Some records
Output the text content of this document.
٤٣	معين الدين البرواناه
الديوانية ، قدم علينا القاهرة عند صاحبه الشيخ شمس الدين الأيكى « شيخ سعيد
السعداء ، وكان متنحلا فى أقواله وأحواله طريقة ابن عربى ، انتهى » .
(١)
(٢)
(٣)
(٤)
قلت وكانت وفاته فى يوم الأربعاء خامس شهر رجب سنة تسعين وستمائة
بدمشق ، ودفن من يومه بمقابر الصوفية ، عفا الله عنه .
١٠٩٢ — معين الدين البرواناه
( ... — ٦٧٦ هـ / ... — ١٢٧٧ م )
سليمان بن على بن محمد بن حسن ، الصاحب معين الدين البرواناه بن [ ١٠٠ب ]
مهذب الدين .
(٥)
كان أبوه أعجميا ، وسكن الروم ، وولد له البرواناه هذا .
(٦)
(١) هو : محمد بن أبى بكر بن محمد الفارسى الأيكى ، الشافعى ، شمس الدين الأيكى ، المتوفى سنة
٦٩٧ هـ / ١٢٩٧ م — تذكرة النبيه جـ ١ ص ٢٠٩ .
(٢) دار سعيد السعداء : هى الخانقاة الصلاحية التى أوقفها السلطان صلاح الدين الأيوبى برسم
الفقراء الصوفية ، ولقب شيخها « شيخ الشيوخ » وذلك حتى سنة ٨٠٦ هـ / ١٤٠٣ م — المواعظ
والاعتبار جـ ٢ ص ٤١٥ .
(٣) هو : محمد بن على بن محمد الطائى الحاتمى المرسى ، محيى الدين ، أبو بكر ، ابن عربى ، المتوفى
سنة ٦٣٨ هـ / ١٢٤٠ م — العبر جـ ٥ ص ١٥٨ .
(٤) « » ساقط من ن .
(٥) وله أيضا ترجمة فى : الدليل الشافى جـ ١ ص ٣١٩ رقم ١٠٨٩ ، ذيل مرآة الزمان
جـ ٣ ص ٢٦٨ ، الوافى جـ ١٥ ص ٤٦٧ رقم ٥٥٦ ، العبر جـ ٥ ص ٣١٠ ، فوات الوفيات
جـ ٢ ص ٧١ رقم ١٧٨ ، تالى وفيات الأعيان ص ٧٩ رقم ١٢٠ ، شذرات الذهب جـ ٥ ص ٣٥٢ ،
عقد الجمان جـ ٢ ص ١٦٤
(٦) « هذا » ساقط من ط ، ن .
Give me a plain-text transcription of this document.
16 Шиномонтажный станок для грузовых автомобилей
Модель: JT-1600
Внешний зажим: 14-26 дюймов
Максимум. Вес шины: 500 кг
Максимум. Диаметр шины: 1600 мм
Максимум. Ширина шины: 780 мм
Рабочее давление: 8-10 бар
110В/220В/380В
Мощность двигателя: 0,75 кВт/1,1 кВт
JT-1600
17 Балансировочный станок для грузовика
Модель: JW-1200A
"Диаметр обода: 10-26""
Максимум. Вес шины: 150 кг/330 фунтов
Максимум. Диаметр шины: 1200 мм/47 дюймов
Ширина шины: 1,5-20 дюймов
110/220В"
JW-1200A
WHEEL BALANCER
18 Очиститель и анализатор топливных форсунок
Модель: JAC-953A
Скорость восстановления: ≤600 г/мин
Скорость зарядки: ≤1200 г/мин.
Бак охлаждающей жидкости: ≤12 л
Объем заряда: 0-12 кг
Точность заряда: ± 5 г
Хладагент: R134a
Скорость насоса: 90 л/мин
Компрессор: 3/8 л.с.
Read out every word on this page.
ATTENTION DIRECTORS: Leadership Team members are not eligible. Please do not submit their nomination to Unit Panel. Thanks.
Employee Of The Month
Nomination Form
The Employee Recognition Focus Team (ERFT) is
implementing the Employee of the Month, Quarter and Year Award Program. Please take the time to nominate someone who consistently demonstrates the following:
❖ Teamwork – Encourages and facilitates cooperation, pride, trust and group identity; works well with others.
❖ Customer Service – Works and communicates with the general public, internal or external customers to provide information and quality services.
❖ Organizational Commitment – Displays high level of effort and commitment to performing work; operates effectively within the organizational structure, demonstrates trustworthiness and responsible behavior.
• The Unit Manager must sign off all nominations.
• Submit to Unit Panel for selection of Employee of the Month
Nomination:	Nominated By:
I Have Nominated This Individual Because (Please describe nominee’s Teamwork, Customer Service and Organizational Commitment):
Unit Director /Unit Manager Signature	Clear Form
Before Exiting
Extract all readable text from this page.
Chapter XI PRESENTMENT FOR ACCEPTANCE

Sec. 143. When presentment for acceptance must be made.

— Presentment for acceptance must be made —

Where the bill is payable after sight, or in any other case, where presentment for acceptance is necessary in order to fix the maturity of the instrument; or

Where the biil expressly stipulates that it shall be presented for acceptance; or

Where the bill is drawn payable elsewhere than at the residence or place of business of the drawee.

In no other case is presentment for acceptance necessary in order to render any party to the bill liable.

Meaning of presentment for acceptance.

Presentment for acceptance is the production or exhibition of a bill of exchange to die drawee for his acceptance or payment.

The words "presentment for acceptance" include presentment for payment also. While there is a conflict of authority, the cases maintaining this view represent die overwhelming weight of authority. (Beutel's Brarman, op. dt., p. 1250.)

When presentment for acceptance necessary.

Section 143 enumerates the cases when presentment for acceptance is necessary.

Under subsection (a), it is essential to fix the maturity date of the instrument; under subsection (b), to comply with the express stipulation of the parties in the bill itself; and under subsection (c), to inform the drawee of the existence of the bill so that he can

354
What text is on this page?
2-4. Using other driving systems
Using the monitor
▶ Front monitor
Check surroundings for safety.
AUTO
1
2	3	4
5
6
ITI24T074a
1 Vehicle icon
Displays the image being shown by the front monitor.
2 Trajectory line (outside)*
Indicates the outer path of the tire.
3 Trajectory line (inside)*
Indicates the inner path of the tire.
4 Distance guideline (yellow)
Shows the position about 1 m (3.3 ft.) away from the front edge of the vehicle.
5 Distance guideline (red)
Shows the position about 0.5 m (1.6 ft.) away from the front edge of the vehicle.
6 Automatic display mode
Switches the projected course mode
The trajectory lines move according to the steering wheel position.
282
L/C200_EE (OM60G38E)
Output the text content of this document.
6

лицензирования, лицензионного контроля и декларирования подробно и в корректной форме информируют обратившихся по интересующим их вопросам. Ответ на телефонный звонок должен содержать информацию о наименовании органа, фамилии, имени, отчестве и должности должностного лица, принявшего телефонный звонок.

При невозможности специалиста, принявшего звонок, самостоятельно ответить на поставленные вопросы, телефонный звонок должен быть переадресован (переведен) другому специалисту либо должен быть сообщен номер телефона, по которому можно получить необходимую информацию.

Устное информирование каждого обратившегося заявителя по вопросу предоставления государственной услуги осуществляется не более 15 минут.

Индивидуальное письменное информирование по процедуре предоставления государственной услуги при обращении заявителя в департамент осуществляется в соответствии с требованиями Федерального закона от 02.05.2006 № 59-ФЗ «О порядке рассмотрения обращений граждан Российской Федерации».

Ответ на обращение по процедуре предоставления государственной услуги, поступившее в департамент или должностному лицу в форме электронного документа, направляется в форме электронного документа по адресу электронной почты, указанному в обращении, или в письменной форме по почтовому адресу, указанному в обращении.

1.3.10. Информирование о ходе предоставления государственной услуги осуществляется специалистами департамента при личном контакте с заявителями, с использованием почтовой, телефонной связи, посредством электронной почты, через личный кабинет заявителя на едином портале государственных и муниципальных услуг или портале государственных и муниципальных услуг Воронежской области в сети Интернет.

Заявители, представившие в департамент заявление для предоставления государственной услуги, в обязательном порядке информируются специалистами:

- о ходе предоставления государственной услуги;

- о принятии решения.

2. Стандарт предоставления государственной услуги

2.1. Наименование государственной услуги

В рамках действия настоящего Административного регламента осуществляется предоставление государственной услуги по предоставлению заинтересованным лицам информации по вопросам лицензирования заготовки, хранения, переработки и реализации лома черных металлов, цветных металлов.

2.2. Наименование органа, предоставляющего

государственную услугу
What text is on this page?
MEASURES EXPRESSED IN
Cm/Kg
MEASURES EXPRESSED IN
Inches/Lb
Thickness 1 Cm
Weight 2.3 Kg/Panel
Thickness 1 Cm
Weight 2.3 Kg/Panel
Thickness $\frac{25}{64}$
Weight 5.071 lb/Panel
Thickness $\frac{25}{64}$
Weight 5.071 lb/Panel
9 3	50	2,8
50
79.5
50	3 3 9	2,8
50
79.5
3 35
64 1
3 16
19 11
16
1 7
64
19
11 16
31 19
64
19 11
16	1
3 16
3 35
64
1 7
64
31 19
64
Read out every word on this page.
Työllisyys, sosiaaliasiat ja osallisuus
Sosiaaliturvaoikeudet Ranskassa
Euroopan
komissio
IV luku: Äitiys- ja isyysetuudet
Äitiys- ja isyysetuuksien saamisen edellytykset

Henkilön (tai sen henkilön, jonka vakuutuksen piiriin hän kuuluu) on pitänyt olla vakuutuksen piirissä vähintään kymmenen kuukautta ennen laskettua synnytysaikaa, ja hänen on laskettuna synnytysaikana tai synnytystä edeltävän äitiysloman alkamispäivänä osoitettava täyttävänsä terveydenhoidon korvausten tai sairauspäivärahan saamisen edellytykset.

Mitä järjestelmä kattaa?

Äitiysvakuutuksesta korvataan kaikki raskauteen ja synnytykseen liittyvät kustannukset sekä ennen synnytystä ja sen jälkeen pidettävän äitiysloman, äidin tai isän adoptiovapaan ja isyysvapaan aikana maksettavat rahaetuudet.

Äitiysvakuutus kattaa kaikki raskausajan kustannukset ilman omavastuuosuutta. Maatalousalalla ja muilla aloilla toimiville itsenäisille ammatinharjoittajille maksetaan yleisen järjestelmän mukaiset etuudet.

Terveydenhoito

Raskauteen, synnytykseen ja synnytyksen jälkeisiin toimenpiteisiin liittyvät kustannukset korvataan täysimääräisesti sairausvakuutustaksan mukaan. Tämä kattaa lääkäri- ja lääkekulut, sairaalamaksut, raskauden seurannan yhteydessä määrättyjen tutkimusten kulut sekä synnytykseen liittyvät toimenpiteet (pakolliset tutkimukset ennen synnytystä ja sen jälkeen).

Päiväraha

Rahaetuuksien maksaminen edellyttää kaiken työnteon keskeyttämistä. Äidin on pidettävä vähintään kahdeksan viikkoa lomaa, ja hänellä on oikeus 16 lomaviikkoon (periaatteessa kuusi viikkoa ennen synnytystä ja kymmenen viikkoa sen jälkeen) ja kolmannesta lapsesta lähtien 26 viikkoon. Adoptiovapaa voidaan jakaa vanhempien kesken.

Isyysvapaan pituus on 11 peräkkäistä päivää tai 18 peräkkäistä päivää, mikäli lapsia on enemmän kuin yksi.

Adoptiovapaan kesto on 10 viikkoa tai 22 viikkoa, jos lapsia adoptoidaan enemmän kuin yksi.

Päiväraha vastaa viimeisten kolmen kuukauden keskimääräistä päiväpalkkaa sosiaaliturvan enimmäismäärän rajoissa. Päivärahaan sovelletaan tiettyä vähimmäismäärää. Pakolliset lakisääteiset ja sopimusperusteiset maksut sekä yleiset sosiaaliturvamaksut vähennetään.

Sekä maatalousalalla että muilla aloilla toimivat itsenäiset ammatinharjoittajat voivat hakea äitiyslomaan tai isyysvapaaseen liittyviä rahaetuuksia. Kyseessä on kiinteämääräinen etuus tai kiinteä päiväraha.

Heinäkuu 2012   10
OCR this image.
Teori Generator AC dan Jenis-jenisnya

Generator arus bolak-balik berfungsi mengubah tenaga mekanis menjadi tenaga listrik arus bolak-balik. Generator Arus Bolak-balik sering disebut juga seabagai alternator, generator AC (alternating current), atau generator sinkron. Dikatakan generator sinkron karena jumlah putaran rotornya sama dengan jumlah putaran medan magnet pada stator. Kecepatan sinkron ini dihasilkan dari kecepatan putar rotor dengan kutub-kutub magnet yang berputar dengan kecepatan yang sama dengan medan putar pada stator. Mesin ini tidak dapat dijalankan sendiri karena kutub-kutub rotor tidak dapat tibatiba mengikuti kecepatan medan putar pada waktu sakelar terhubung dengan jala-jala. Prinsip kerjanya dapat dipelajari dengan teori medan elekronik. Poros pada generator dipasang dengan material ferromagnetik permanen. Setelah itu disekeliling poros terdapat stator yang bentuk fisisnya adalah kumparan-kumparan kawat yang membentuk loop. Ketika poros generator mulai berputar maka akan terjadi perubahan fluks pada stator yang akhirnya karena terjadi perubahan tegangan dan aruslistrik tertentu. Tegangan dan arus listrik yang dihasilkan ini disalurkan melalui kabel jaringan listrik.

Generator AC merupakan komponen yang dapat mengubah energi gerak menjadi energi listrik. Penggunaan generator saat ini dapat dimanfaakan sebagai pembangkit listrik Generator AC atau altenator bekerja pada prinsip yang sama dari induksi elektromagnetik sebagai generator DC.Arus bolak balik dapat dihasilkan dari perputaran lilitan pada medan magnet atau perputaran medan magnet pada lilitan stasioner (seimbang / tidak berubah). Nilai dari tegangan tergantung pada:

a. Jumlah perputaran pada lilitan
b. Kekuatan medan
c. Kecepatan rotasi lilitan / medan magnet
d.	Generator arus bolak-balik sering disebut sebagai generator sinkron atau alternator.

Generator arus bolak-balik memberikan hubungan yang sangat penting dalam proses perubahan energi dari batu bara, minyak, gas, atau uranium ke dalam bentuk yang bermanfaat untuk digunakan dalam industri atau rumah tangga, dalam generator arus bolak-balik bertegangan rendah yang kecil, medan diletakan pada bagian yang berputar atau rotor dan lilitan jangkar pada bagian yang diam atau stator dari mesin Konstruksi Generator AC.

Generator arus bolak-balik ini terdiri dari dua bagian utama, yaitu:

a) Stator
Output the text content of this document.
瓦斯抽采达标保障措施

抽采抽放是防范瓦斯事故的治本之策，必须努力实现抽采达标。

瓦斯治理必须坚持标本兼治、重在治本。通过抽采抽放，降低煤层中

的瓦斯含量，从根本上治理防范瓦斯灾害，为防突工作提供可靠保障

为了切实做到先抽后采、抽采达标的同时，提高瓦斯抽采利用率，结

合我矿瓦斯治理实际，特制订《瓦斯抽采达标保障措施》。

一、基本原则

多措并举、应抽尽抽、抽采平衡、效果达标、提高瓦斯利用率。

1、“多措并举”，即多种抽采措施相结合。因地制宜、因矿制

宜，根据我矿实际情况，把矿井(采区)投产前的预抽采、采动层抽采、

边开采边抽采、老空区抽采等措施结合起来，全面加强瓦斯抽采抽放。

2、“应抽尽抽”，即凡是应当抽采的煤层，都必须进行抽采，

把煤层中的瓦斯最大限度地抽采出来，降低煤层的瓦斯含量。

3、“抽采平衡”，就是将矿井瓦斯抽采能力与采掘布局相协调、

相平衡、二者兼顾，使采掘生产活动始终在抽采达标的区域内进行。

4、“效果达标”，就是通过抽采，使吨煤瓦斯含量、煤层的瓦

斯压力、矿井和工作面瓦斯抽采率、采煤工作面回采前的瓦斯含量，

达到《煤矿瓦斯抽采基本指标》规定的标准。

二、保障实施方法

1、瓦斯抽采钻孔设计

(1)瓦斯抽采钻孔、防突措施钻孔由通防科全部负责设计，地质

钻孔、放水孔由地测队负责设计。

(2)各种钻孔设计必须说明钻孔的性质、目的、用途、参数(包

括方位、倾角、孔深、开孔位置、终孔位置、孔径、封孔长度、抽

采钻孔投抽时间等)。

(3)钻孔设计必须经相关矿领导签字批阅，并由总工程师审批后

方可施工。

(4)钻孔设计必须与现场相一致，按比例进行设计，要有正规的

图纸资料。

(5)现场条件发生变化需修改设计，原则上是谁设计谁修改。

▶ EXERCISE AIM:
Copy each line in the data that holds the word "sebagai".

▶ ANSWER TO THIS PROBLEM:
Generator AC merupakan komponen yang dapat mengubah energi gerak menjadi energi listrik. Penggunaan generator saat ini dapat dimanfaakan sebagai pembangkit listrik Generator AC atau altenator bekerja pada prinsip yang sama dari induksi elektromagnetik sebagai generator DC.Arus bolak balik dapat dihasilkan dari perputaran lilitan pada medan magnet atau perputaran medan magnet pada lilitan stasioner (seimbang / tidak berubah). Nilai dari tegangan tergantung pada:
d.	Generator arus bolak-balik sering disebut sebagai generator sinkron atau alternator.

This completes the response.